## MATERIAL FOR THIS EXERCISE
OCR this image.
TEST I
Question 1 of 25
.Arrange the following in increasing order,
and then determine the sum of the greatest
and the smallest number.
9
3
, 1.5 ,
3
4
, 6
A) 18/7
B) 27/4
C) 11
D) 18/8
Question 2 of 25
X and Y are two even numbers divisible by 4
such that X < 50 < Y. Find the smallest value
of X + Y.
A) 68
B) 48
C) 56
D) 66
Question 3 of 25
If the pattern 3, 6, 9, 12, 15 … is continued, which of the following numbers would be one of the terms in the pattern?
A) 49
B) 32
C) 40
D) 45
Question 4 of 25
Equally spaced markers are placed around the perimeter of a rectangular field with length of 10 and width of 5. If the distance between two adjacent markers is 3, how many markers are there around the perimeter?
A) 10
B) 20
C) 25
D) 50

## STATED GOAL
Pull out each line holding the string "Question".

## EXPECTED ANSWER
Question 1 of 25
Question 2 of 25
Question 3 of 25
Question 4 of 25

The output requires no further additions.